| Short task |
Scan the lines below for the word "text". Copy each line you find it in.

| Data supplied |
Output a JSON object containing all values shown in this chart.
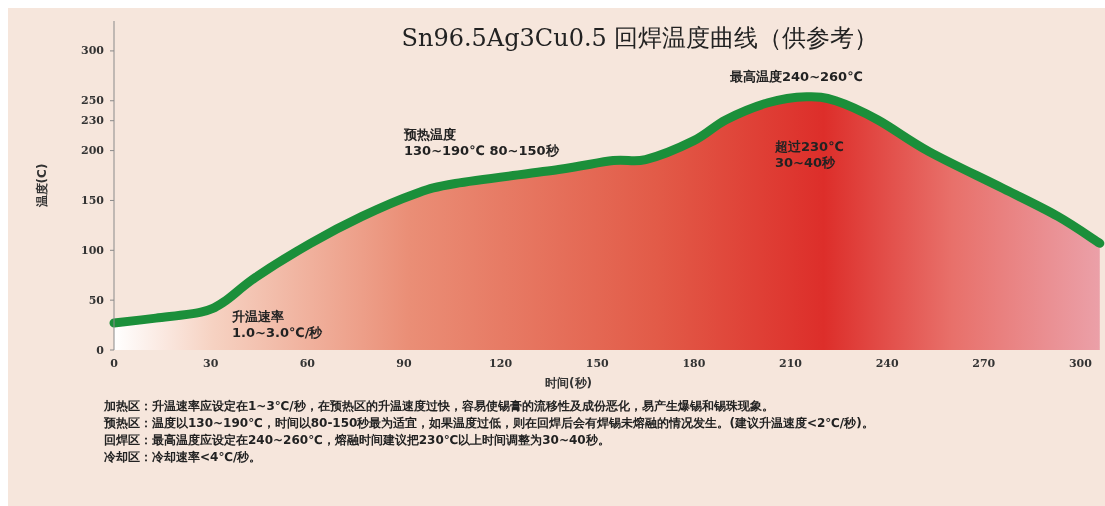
{
  "chart_data": {
    "type": "area",
    "title": "Sn96.5Ag3Cu0.5 回焊温度曲线（供参考）",
    "xlabel": "时间(秒)",
    "ylabel": "温度(C)",
    "series": [
      {
        "color": "#1b8f3a",
        "x": [
          0,
          13,
          27,
          34,
          44,
          61,
          77,
          93,
          106,
          138,
          155,
          165,
          180,
          190,
          203,
          215,
          224,
          237,
          253,
          276,
          293,
          306
        ],
        "values": [
          27,
          32,
          38,
          48,
          73,
          107,
          134,
          156,
          167,
          181,
          190,
          191,
          210,
          231,
          248,
          254,
          250,
          231,
          199,
          162,
          134,
          107
        ]
      }
    ],
    "xlim": [
      0,
      307
    ],
    "xticks": [
      0,
      30,
      60,
      90,
      120,
      150,
      180,
      210,
      240,
      270,
      300
    ],
    "ylim": [
      0,
      330
    ],
    "yticks": [
      0,
      50,
      100,
      150,
      200,
      230,
      250,
      300
    ],
    "annotations": [
      "升温速率\n1.0~3.0℃/秒",
      "预热温度\n130~190℃ 80~150秒",
      "最高温度240~260℃",
      "超过230℃\n30~40秒",
      "加热区：升温速率应设定在1~3℃/秒，在预热区的升温速度过快，容易使锡膏的流移性及成份恶化，易产生爆锡和锡珠现象。",
      "预热区：温度以130~190℃，时间以80-150秒最为适宜，如果温度过低，则在回焊后会有焊锡未熔融的情况发生。(建议升温速度<2℃/秒)。",
      "回焊区：最高温度应设定在240~260℃，熔融时间建议把230℃以上时间调整为30~40秒。",
      "冷却区：冷却速率<4℃/秒。"
    ]
  }
}
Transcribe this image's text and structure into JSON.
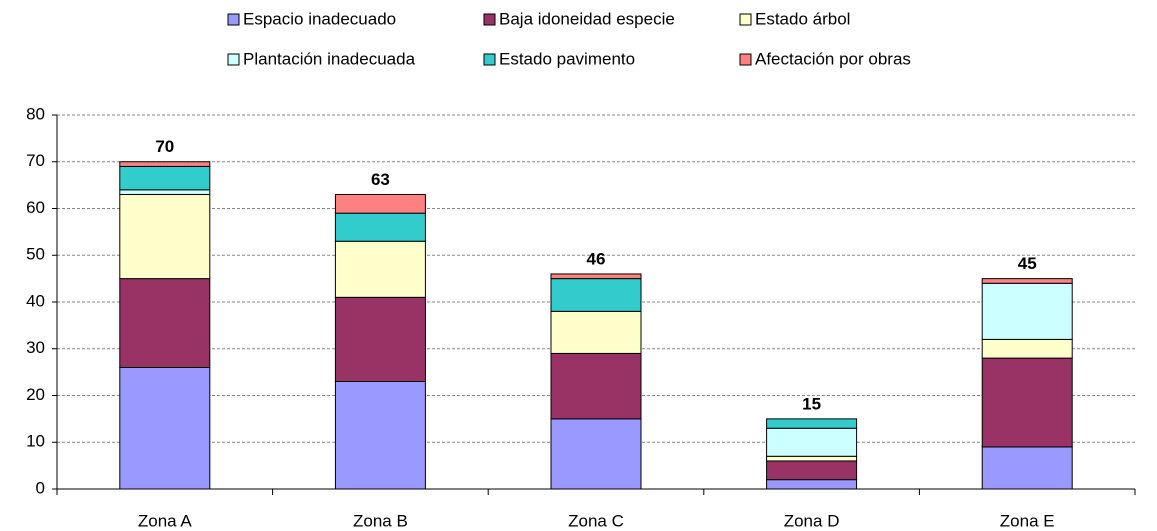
{
  "chart_data": {
    "type": "stacked_bar",
    "categories": [
      "Zona A",
      "Zona B",
      "Zona C",
      "Zona D",
      "Zona E"
    ],
    "series": [
      {
        "name": "Espacio inadecuado",
        "color": "#9999ff",
        "values": [
          26,
          23,
          15,
          2,
          9
        ]
      },
      {
        "name": "Baja idoneidad especie",
        "color": "#993366",
        "values": [
          19,
          18,
          14,
          4,
          19
        ]
      },
      {
        "name": "Estado árbol",
        "color": "#ffffcc",
        "values": [
          18,
          12,
          9,
          1,
          4
        ]
      },
      {
        "name": "Plantación inadecuada",
        "color": "#ccffff",
        "values": [
          1,
          0,
          0,
          6,
          12
        ]
      },
      {
        "name": "Estado pavimento",
        "color": "#33cccc",
        "values": [
          5,
          6,
          7,
          2,
          0
        ]
      },
      {
        "name": "Afectación por obras",
        "color": "#ff8080",
        "values": [
          1,
          4,
          1,
          0,
          1
        ]
      }
    ],
    "totals": [
      70,
      63,
      46,
      15,
      45
    ],
    "ylim": [
      0,
      80
    ],
    "yticks": [
      0,
      10,
      20,
      30,
      40,
      50,
      60,
      70,
      80
    ],
    "grid": true,
    "legend": "top"
  }
}
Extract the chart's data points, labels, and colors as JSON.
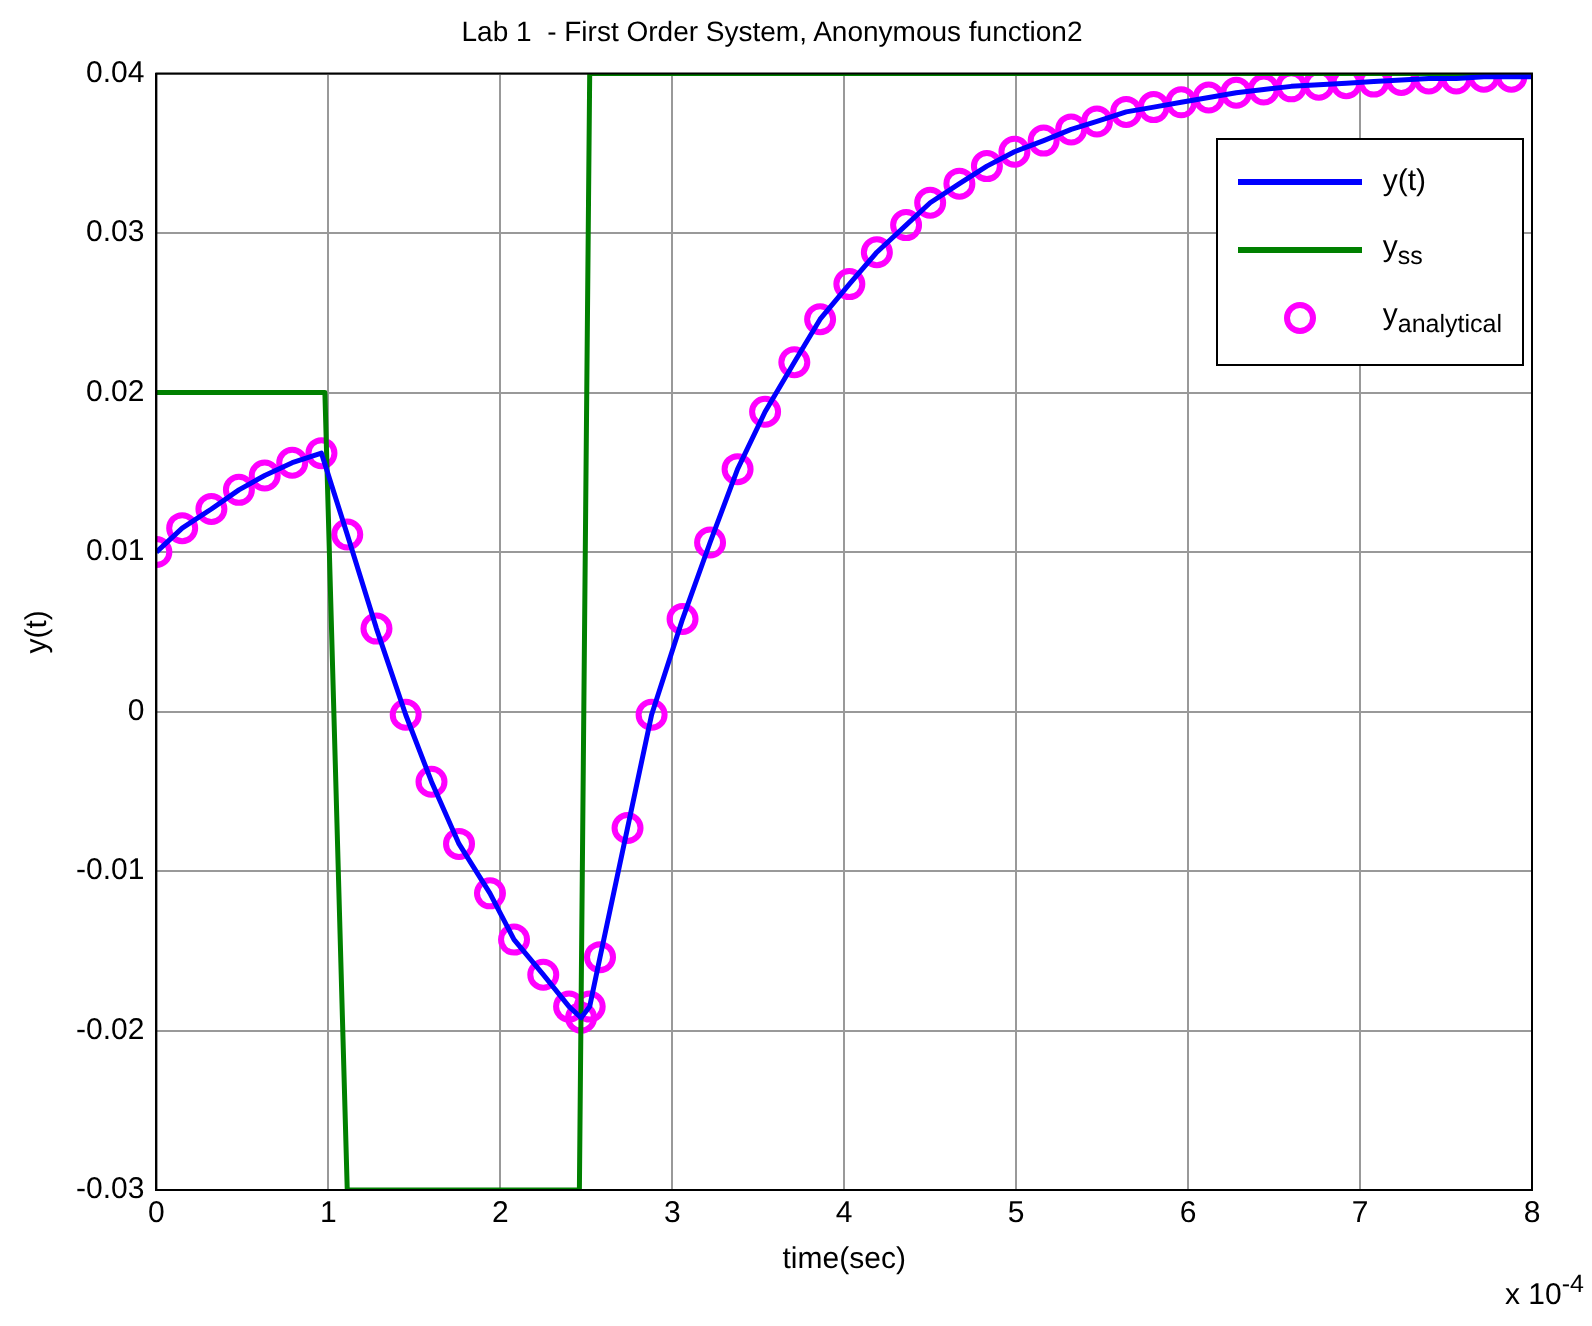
{
  "chart_data": {
    "type": "line",
    "title": "Lab 1  - First Order System, Anonymous function2",
    "xlabel": "time(sec)",
    "ylabel": "y(t)",
    "xlim": [
      0,
      8
    ],
    "xticks": [
      0,
      1,
      2,
      3,
      4,
      5,
      6,
      7,
      8
    ],
    "ylim": [
      -0.03,
      0.04
    ],
    "yticks": [
      -0.03,
      -0.02,
      -0.01,
      0,
      0.01,
      0.02,
      0.03,
      0.04
    ],
    "grid": true,
    "legend": "top right",
    "annotations": [
      "x 10$^{-4}$"
    ],
    "series": [
      {
        "name": "y(t)",
        "color": "#0000ff",
        "marker": "none",
        "x": [
          0,
          0.15,
          0.32,
          0.48,
          0.63,
          0.79,
          0.96,
          1.11,
          1.28,
          1.45,
          1.6,
          1.76,
          1.94,
          2.08,
          2.25,
          2.4,
          2.47,
          2.52,
          2.58,
          2.74,
          2.88,
          3.06,
          3.22,
          3.38,
          3.54,
          3.71,
          3.86,
          4.03,
          4.19,
          4.36,
          4.5,
          4.67,
          4.83,
          4.99,
          5.16,
          5.32,
          5.47,
          5.64,
          5.8,
          5.96,
          6.12,
          6.28,
          6.44,
          6.6,
          6.76,
          6.92,
          7.08,
          7.24,
          7.4,
          7.56,
          7.72,
          7.88,
          8
        ],
        "values": [
          0.01,
          0.0115,
          0.0127,
          0.0139,
          0.0148,
          0.0156,
          0.0162,
          0.0111,
          0.0052,
          -0.0002,
          -0.0044,
          -0.0083,
          -0.0114,
          -0.0143,
          -0.0165,
          -0.0185,
          -0.0192,
          -0.0185,
          -0.0154,
          -0.0073,
          -0.0002,
          0.0058,
          0.0106,
          0.0152,
          0.0188,
          0.0219,
          0.0246,
          0.0268,
          0.0288,
          0.0305,
          0.0319,
          0.0331,
          0.0342,
          0.0351,
          0.0358,
          0.0365,
          0.037,
          0.0376,
          0.0379,
          0.0382,
          0.0385,
          0.0388,
          0.039,
          0.0392,
          0.0393,
          0.0394,
          0.0395,
          0.0396,
          0.0397,
          0.0397,
          0.0398,
          0.0398,
          0.0398
        ]
      },
      {
        "name": "y$_{ss}$",
        "color": "#008000",
        "marker": "none",
        "x": [
          0,
          0.98,
          1.11,
          2.46,
          2.52,
          8
        ],
        "values": [
          0.02,
          0.02,
          -0.03,
          -0.03,
          0.04,
          0.04
        ]
      },
      {
        "name": "y$_{analytical}$",
        "type": "scatter",
        "color": "#ff00ff",
        "marker": "circle",
        "x": [
          0,
          0.15,
          0.32,
          0.48,
          0.63,
          0.79,
          0.96,
          1.11,
          1.28,
          1.45,
          1.6,
          1.76,
          1.94,
          2.08,
          2.25,
          2.4,
          2.47,
          2.52,
          2.58,
          2.74,
          2.88,
          3.06,
          3.22,
          3.38,
          3.54,
          3.71,
          3.86,
          4.03,
          4.19,
          4.36,
          4.5,
          4.67,
          4.83,
          4.99,
          5.16,
          5.32,
          5.47,
          5.64,
          5.8,
          5.96,
          6.12,
          6.28,
          6.44,
          6.6,
          6.76,
          6.92,
          7.08,
          7.24,
          7.4,
          7.56,
          7.72,
          7.88
        ],
        "values": [
          0.01,
          0.0115,
          0.0127,
          0.0139,
          0.0148,
          0.0156,
          0.0162,
          0.0111,
          0.0052,
          -0.0002,
          -0.0044,
          -0.0083,
          -0.0114,
          -0.0143,
          -0.0165,
          -0.0185,
          -0.0192,
          -0.0185,
          -0.0154,
          -0.0073,
          -0.0002,
          0.0058,
          0.0106,
          0.0152,
          0.0188,
          0.0219,
          0.0246,
          0.0268,
          0.0288,
          0.0305,
          0.0319,
          0.0331,
          0.0342,
          0.0351,
          0.0358,
          0.0365,
          0.037,
          0.0376,
          0.0379,
          0.0382,
          0.0385,
          0.0388,
          0.039,
          0.0392,
          0.0393,
          0.0394,
          0.0395,
          0.0396,
          0.0397,
          0.0397,
          0.0398,
          0.0398
        ]
      }
    ]
  }
}
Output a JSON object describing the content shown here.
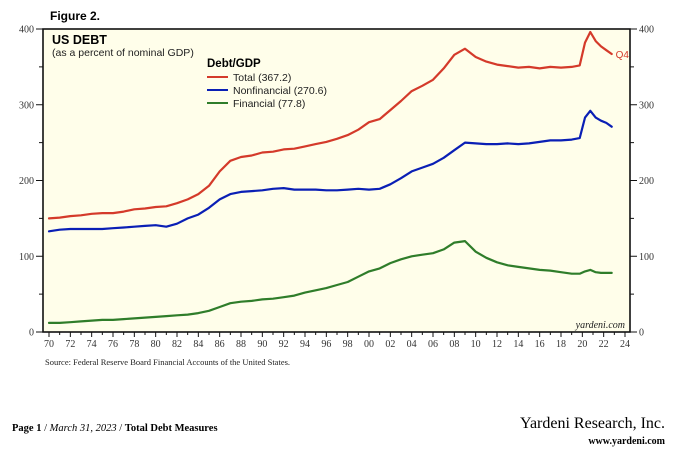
{
  "figure_label": "Figure 2.",
  "source": "Source: Federal Reserve Board Financial Accounts of the United States.",
  "footer": {
    "page": "Page 1",
    "sep1": " / ",
    "date": "March 31, 2023",
    "sep2": " / ",
    "title": "Total Debt Measures",
    "company": "Yardeni Research, Inc.",
    "url": "www.yardeni.com"
  },
  "chart_data": {
    "type": "line",
    "title": "US DEBT",
    "subtitle": "(as a percent of nominal GDP)",
    "xlabel": "",
    "ylabel": "",
    "xlim": [
      1969.5,
      2024.5
    ],
    "ylim": [
      0,
      400
    ],
    "grid": false,
    "background": "#fffeea",
    "legend": {
      "title": "Debt/GDP",
      "placement": "top-center"
    },
    "annotation": {
      "text": "Q4",
      "color": "#d43a2a",
      "series": "Total"
    },
    "watermark": "yardeni.com",
    "x_ticks": [
      "70",
      "72",
      "74",
      "76",
      "78",
      "80",
      "82",
      "84",
      "86",
      "88",
      "90",
      "92",
      "94",
      "96",
      "98",
      "00",
      "02",
      "04",
      "06",
      "08",
      "10",
      "12",
      "14",
      "16",
      "18",
      "20",
      "22",
      "24"
    ],
    "x_tick_years": [
      1970,
      1972,
      1974,
      1976,
      1978,
      1980,
      1982,
      1984,
      1986,
      1988,
      1990,
      1992,
      1994,
      1996,
      1998,
      2000,
      2002,
      2004,
      2006,
      2008,
      2010,
      2012,
      2014,
      2016,
      2018,
      2020,
      2022,
      2024
    ],
    "y_ticks": [
      0,
      100,
      200,
      300,
      400
    ],
    "y_ticks_left": [
      "0",
      "100",
      "200",
      "300",
      "400"
    ],
    "y_ticks_right": [
      "0",
      "100",
      "200",
      "300",
      "400"
    ],
    "x": [
      1970,
      1971,
      1972,
      1973,
      1974,
      1975,
      1976,
      1977,
      1978,
      1979,
      1980,
      1981,
      1982,
      1983,
      1984,
      1985,
      1986,
      1987,
      1988,
      1989,
      1990,
      1991,
      1992,
      1993,
      1994,
      1995,
      1996,
      1997,
      1998,
      1999,
      2000,
      2001,
      2002,
      2003,
      2004,
      2005,
      2006,
      2007,
      2008,
      2009,
      2010,
      2011,
      2012,
      2013,
      2014,
      2015,
      2016,
      2017,
      2018,
      2019,
      2019.75,
      2020.25,
      2020.75,
      2021.25,
      2021.75,
      2022.25,
      2022.75
    ],
    "series": [
      {
        "name": "Total",
        "legend_label": "Total (367.2)",
        "color": "#d43a2a",
        "values": [
          150,
          151,
          153,
          154,
          156,
          157,
          157,
          159,
          162,
          163,
          165,
          166,
          170,
          175,
          182,
          193,
          212,
          226,
          231,
          233,
          237,
          238,
          241,
          242,
          245,
          248,
          251,
          255,
          260,
          267,
          277,
          281,
          293,
          305,
          318,
          325,
          333,
          348,
          366,
          374,
          363,
          357,
          353,
          351,
          349,
          350,
          348,
          350,
          349,
          350,
          352,
          382,
          396,
          384,
          377,
          372,
          367
        ]
      },
      {
        "name": "Nonfinancial",
        "legend_label": "Nonfinancial (270.6)",
        "color": "#0a1fb5",
        "values": [
          133,
          135,
          136,
          136,
          136,
          136,
          137,
          138,
          139,
          140,
          141,
          139,
          143,
          150,
          155,
          164,
          175,
          182,
          185,
          186,
          187,
          189,
          190,
          188,
          188,
          188,
          187,
          187,
          188,
          189,
          188,
          189,
          195,
          203,
          212,
          217,
          222,
          230,
          240,
          250,
          249,
          248,
          248,
          249,
          248,
          249,
          251,
          253,
          253,
          254,
          256,
          283,
          292,
          283,
          279,
          276,
          271
        ]
      },
      {
        "name": "Financial",
        "legend_label": "Financial (77.8)",
        "color": "#2f7d2a",
        "values": [
          12,
          12,
          13,
          14,
          15,
          16,
          16,
          17,
          18,
          19,
          20,
          21,
          22,
          23,
          25,
          28,
          33,
          38,
          40,
          41,
          43,
          44,
          46,
          48,
          52,
          55,
          58,
          62,
          66,
          73,
          80,
          84,
          91,
          96,
          100,
          102,
          104,
          109,
          118,
          120,
          106,
          98,
          92,
          88,
          86,
          84,
          82,
          81,
          79,
          77,
          77,
          80,
          82,
          79,
          78,
          78,
          78
        ]
      }
    ]
  }
}
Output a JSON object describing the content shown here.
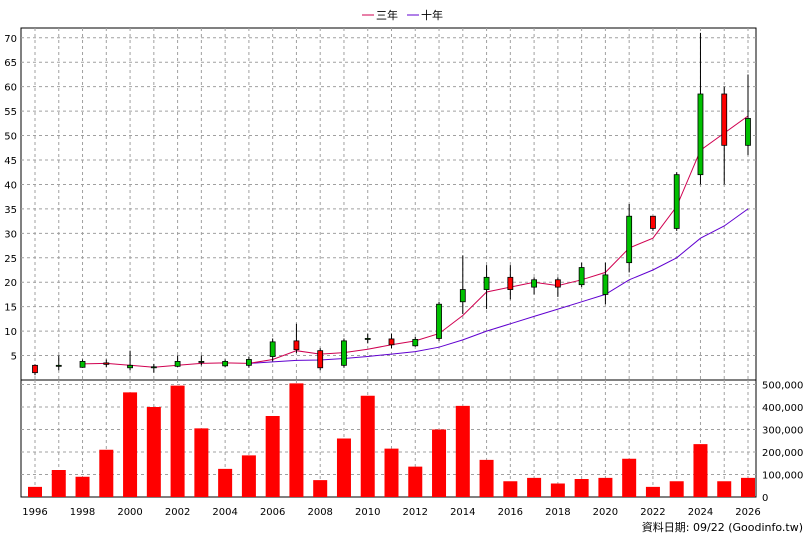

| Correct answer |
Transcribe this image's text and structure into JSON.
      "text": "Q4",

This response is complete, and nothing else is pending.